Exercise goal: Copy down every line where the string "vindo" shows up.

Information provided:
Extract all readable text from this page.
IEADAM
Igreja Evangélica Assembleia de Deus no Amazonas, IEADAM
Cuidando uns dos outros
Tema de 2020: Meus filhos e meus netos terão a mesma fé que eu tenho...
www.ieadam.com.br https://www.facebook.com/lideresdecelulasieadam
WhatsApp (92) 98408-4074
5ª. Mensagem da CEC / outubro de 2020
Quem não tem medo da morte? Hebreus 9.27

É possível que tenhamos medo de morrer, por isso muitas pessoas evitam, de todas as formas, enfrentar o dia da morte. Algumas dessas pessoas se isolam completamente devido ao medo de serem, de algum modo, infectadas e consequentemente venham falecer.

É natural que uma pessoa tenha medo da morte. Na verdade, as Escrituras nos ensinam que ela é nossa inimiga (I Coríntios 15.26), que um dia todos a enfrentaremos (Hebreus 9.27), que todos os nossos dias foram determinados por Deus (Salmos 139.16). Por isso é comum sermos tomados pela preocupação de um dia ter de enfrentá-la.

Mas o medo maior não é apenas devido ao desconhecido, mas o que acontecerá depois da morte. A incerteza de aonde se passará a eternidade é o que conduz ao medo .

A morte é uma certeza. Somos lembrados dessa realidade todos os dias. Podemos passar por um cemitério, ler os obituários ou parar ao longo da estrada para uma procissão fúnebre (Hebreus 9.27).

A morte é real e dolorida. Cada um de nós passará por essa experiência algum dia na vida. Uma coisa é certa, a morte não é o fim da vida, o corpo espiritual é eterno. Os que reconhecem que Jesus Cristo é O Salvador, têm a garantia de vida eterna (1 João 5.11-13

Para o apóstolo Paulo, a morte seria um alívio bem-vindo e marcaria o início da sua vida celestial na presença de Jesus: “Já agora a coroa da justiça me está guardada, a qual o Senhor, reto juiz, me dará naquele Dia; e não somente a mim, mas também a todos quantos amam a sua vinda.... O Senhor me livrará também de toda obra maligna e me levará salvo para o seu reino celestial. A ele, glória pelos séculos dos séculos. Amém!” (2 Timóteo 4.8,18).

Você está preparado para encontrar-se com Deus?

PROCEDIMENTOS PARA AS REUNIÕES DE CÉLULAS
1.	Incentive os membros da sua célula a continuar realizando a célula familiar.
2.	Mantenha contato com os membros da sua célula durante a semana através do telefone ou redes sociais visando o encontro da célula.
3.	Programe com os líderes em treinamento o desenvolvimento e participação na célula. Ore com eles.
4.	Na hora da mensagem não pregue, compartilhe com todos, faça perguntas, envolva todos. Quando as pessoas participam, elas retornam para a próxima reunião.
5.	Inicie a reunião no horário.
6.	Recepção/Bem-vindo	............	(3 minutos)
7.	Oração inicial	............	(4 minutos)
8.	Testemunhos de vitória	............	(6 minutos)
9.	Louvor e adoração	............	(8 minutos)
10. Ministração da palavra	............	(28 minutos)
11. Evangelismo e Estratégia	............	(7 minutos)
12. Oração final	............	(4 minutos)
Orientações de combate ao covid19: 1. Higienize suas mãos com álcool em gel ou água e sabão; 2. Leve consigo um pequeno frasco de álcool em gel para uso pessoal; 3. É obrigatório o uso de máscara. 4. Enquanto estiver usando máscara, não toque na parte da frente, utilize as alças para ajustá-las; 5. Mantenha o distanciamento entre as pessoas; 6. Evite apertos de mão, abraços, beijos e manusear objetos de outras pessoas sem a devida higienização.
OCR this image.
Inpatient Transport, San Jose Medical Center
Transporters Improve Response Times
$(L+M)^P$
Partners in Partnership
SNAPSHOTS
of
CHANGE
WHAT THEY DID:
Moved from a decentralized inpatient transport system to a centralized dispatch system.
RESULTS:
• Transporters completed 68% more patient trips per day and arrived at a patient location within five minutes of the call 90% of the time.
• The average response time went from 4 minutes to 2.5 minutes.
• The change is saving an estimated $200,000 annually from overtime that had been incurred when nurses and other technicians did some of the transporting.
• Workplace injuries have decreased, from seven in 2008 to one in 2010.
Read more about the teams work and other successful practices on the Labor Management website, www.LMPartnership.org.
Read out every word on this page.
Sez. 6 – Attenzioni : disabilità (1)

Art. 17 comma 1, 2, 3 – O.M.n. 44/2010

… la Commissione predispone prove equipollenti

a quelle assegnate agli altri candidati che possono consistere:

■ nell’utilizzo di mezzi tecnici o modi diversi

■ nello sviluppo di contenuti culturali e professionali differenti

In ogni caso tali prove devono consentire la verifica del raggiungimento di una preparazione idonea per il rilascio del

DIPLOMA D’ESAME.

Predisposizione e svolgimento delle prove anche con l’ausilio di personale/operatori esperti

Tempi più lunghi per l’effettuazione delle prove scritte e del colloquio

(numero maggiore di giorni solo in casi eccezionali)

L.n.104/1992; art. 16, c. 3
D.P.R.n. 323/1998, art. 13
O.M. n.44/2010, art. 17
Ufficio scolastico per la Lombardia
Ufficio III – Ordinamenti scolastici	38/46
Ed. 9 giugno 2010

Answer to this task:
Para o apóstolo Paulo, a morte seria um alívio bem-vindo e marcaria o início da sua vida celestial na presença de Jesus: “Já agora a coroa da justiça me está guardada, a qual o Senhor, reto juiz, me dará naquele Dia; e não somente a mim, mas também a todos quantos amam a sua vinda.... O Senhor me livrará também de toda obra maligna e me levará salvo para o seu reino celestial. A ele, glória pelos séculos dos séculos. Amém!” (2 Timóteo 4.8,18).
6.	Recepção/Bem-vindo	............	(3 minutos)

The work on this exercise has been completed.